Supplied material
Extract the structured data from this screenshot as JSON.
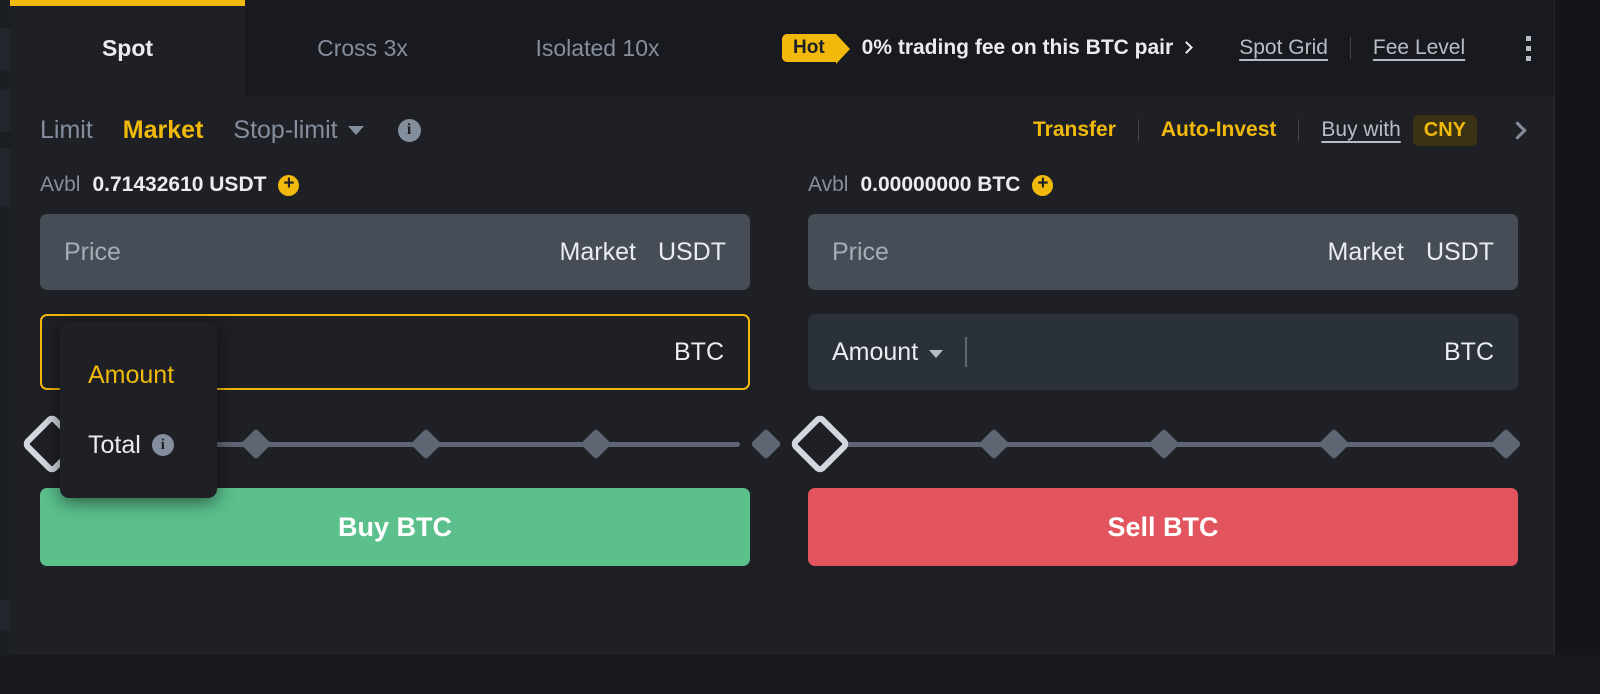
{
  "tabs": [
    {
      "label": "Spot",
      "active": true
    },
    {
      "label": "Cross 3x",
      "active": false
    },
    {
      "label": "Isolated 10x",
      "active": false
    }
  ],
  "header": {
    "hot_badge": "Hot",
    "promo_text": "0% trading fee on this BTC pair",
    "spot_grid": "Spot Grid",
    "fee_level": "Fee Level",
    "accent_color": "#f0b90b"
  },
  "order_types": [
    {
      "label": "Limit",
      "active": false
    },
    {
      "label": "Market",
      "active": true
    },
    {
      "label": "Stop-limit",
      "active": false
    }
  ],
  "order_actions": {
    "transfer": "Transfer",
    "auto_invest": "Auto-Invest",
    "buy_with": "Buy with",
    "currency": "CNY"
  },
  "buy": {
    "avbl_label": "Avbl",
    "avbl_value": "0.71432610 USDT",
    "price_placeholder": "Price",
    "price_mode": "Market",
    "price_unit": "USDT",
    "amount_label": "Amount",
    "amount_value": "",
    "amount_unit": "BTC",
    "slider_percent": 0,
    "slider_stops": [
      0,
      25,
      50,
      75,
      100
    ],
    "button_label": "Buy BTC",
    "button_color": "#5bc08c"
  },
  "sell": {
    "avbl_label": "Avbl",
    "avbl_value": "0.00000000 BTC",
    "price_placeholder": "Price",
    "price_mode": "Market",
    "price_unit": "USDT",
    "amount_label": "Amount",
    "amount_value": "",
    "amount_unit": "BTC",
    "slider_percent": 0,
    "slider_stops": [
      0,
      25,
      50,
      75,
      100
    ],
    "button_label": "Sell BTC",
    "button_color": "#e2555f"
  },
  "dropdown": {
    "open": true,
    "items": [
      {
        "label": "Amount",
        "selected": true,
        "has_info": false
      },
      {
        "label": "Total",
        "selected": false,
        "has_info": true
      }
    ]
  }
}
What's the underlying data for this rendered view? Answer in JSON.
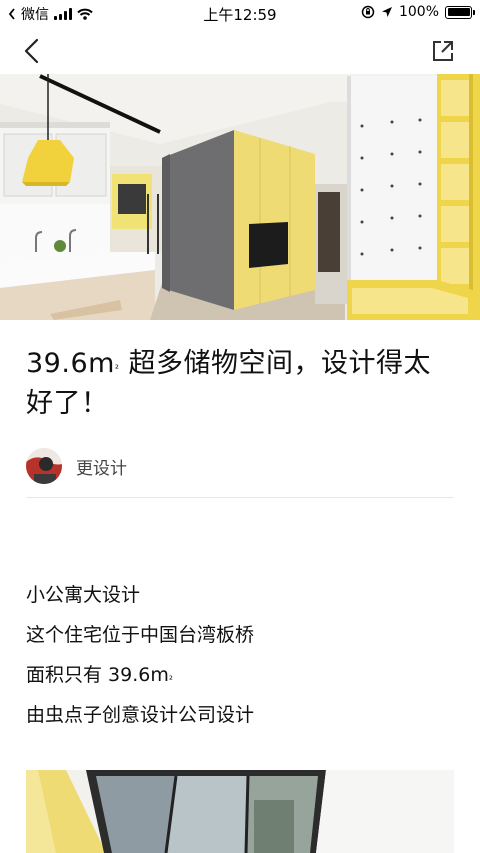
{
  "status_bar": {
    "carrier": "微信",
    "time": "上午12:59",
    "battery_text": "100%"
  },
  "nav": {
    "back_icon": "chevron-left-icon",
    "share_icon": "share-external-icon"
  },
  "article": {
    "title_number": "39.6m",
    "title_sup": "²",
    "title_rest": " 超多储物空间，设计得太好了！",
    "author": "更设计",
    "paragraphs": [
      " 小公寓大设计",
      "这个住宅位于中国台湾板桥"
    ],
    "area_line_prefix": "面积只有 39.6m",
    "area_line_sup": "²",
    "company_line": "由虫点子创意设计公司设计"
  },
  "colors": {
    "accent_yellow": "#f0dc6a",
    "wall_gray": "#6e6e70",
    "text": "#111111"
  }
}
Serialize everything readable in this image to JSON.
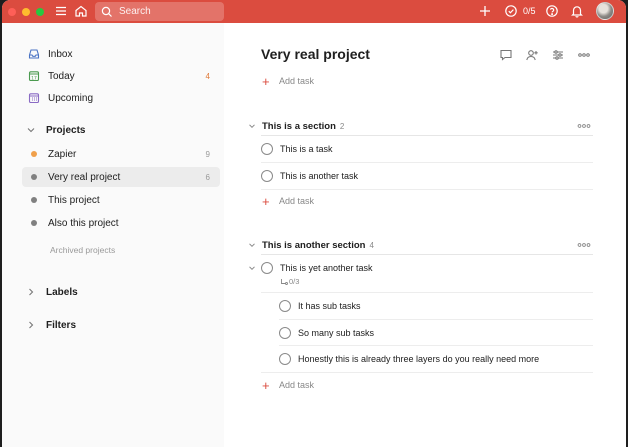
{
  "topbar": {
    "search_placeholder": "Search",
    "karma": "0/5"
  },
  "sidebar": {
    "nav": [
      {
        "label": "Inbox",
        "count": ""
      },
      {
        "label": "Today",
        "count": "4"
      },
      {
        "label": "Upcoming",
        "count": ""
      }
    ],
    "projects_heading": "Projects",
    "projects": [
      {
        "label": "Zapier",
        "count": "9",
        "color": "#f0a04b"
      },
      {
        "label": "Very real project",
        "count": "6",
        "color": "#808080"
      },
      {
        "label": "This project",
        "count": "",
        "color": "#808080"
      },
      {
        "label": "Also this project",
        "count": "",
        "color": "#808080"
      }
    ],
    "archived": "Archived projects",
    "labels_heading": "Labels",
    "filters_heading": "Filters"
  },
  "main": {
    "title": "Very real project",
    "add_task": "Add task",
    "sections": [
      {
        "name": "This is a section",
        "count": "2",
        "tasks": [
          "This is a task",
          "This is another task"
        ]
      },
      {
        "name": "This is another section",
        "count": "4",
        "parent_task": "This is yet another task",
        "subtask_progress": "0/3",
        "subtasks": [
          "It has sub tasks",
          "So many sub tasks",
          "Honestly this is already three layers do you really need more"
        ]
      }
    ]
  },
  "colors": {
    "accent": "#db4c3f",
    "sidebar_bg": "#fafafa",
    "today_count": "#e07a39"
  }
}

What the task requires
Leave the pictures out, and reproduce only the lines from the line holding "Serialize everything readable" through the last line of the material, both included.

Full answer
Serialize everything readable in this image to JSON.
{
  "topbar": {
    "search_placeholder": "Search",
    "karma": "0/5"
  },
  "sidebar": {
    "nav": [
      {
        "label": "Inbox",
        "count": ""
      },
      {
        "label": "Today",
        "count": "4"
      },
      {
        "label": "Upcoming",
        "count": ""
      }
    ],
    "projects_heading": "Projects",
    "projects": [
      {
        "label": "Zapier",
        "count": "9",
        "color": "#f0a04b"
      },
      {
        "label": "Very real project",
        "count": "6",
        "color": "#808080"
      },
      {
        "label": "This project",
        "count": "",
        "color": "#808080"
      },
      {
        "label": "Also this project",
        "count": "",
        "color": "#808080"
      }
    ],
    "archived": "Archived projects",
    "labels_heading": "Labels",
    "filters_heading": "Filters"
  },
  "main": {
    "title": "Very real project",
    "add_task": "Add task",
    "sections": [
      {
        "name": "This is a section",
        "count": "2",
        "tasks": [
          "This is a task",
          "This is another task"
        ]
      },
      {
        "name": "This is another section",
        "count": "4",
        "parent_task": "This is yet another task",
        "subtask_progress": "0/3",
        "subtasks": [
          "It has sub tasks",
          "So many sub tasks",
          "Honestly this is already three layers do you really need more"
        ]
      }
    ]
  },
  "colors": {
    "accent": "#db4c3f",
    "sidebar_bg": "#fafafa",
    "today_count": "#e07a39"
  }
}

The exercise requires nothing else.